> **WHAT THE EXERCISE ASKS**: For every line in the material below that holds "system", report the line.

-- Opening Marker --

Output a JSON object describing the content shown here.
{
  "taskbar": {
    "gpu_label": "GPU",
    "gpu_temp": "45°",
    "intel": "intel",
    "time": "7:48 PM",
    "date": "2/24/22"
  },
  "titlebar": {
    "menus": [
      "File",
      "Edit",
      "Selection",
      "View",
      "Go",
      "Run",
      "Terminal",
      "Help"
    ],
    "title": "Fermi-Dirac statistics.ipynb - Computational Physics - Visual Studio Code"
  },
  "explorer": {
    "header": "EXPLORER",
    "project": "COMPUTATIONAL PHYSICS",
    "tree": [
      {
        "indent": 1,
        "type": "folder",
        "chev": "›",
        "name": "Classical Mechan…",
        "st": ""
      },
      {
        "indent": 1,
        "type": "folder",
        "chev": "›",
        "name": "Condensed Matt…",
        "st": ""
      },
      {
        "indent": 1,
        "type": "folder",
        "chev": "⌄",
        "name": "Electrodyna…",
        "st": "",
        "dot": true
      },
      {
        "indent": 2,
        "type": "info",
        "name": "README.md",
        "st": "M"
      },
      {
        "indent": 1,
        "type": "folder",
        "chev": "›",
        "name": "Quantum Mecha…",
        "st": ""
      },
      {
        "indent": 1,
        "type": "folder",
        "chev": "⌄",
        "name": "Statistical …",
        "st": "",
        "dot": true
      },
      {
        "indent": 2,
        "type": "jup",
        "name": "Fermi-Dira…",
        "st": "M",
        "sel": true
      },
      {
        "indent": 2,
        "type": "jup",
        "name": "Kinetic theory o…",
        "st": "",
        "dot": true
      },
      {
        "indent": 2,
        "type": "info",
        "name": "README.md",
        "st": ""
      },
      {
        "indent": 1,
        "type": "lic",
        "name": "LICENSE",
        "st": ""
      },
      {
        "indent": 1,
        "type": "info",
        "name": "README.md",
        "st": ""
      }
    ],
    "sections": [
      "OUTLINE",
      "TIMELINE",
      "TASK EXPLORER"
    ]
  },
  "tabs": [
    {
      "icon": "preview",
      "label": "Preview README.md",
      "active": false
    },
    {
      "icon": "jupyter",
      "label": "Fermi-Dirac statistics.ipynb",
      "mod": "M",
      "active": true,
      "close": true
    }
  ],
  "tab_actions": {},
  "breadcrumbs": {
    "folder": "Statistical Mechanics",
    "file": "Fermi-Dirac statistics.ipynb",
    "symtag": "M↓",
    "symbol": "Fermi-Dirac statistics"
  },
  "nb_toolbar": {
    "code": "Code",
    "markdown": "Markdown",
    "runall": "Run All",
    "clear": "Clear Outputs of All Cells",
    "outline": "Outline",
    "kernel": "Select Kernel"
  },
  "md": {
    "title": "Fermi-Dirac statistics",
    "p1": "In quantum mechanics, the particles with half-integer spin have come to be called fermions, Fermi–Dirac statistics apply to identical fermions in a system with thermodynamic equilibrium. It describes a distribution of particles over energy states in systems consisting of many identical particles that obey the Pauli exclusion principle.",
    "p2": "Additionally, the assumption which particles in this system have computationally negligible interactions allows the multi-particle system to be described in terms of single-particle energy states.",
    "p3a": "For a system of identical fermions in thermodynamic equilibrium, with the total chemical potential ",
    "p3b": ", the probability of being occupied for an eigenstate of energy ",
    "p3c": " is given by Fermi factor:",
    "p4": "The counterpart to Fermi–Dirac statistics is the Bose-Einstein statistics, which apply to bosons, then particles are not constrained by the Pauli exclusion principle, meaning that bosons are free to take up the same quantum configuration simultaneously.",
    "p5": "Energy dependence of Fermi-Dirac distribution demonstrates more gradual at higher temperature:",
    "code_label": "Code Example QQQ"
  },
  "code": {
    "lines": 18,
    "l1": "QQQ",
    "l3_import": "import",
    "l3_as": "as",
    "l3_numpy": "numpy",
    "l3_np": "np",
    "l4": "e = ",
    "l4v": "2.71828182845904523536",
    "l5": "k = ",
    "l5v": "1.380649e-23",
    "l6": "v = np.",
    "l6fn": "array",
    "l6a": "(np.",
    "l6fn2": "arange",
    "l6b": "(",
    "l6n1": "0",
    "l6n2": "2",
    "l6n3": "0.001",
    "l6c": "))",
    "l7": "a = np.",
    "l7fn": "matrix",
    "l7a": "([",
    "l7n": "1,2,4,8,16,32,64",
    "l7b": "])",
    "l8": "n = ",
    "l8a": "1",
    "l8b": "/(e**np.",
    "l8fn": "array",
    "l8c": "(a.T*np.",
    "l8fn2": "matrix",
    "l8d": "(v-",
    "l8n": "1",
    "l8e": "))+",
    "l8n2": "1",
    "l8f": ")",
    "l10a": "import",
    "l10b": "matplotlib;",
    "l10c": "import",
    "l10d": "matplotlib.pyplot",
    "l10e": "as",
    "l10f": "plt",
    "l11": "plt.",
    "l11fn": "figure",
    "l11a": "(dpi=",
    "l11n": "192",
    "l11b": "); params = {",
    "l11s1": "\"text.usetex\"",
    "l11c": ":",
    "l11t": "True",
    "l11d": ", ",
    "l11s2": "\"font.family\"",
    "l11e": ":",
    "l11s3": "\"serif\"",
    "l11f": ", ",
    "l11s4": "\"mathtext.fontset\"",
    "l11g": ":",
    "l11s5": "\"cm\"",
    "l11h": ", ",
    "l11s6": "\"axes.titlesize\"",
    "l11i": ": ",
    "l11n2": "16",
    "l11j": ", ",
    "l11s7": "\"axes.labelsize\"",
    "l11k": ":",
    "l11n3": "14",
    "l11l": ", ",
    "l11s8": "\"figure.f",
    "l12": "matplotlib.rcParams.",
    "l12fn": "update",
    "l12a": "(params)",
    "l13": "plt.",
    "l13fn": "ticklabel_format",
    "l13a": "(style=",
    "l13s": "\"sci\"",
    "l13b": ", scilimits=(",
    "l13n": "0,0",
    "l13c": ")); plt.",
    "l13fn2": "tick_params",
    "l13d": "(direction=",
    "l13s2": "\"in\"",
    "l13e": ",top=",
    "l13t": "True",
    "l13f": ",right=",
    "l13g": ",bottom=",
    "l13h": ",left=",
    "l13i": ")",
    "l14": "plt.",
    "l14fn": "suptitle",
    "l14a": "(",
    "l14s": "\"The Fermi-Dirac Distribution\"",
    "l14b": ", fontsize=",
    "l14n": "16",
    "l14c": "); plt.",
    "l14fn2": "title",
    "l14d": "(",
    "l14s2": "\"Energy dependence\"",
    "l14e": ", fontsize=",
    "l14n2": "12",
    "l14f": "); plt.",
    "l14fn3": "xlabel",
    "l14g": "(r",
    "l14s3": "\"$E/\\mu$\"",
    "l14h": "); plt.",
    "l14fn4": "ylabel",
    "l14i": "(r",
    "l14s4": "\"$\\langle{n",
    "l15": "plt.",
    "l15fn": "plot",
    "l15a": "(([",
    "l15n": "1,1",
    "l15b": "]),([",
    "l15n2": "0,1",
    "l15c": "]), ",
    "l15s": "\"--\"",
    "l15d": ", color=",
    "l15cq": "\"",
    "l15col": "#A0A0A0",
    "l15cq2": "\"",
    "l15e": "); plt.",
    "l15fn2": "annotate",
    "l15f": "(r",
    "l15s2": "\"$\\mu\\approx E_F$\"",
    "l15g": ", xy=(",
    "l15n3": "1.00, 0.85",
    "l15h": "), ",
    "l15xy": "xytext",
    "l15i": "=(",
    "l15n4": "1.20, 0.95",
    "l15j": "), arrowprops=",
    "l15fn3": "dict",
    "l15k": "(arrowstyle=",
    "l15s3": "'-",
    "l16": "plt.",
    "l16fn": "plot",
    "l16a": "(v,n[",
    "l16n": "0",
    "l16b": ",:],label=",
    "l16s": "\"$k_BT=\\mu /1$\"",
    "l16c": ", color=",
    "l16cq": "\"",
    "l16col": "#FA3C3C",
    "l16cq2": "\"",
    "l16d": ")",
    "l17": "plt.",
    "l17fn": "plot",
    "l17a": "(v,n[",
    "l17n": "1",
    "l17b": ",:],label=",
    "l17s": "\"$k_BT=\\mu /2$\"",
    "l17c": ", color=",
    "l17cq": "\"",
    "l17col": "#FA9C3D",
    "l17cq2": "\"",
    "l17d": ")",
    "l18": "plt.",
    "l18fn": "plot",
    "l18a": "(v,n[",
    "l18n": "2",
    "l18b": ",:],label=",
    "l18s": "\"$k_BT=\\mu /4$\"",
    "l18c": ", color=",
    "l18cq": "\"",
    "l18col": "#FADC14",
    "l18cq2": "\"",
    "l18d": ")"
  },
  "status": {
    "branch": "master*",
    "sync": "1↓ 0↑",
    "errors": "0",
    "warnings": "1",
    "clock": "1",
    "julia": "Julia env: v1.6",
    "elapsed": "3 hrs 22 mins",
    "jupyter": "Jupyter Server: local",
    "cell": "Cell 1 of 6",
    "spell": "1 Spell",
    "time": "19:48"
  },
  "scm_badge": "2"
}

-- Closing Marker --

> **RESPONSE**:
    "p1": "In quantum mechanics, the particles with half-integer spin have come to be called fermions, Fermi–Dirac statistics apply to identical fermions in a system with thermodynamic equilibrium. It describes a distribution of particles over energy states in systems consisting of many identical particles that obey the Pauli exclusion principle.",
    "p2": "Additionally, the assumption which particles in this system have computationally negligible interactions allows the multi-particle system to be described in terms of single-particle energy states.",
    "p3a": "For a system of identical fermions in thermodynamic equilibrium, with the total chemical potential ",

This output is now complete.